=== WHAT TO WORK ON ===
Show every line in the records below that contains the word "label".

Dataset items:
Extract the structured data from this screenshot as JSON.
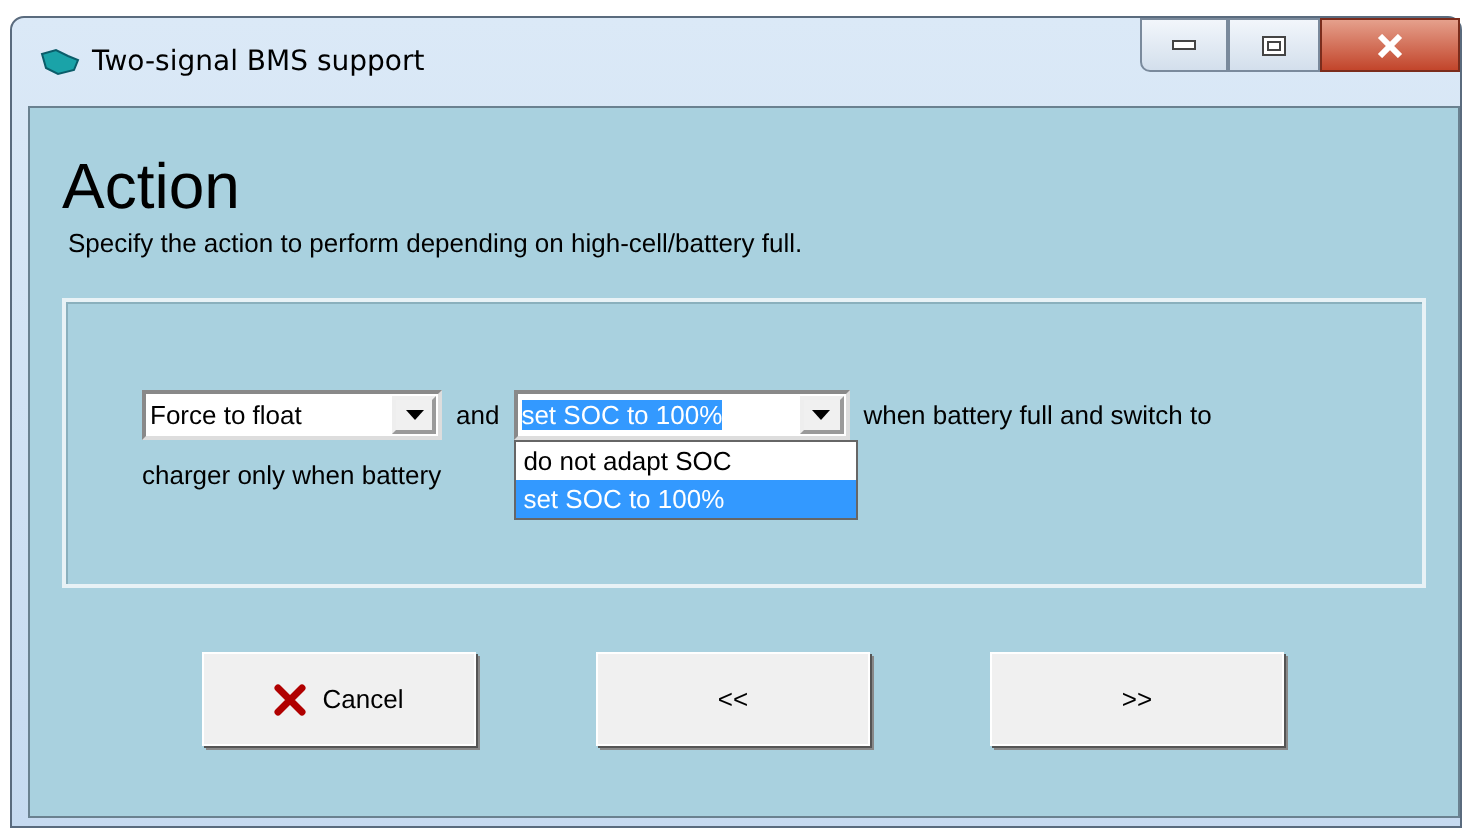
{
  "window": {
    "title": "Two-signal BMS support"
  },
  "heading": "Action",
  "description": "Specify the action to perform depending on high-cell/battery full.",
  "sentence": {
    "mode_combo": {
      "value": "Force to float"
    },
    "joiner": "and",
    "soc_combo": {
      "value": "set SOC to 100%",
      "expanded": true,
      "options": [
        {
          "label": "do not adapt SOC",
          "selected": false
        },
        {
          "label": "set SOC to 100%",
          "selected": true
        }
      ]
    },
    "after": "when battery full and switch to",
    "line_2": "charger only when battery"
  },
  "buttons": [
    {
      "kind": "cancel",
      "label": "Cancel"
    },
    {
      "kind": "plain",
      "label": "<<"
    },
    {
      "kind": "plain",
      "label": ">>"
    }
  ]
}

=== FINISHED EXERCISE ===
          "label": "do not adapt SOC",
          "label": "set SOC to 100%",
      "label": "Cancel"
      "label": "<<"
      "label": ">>"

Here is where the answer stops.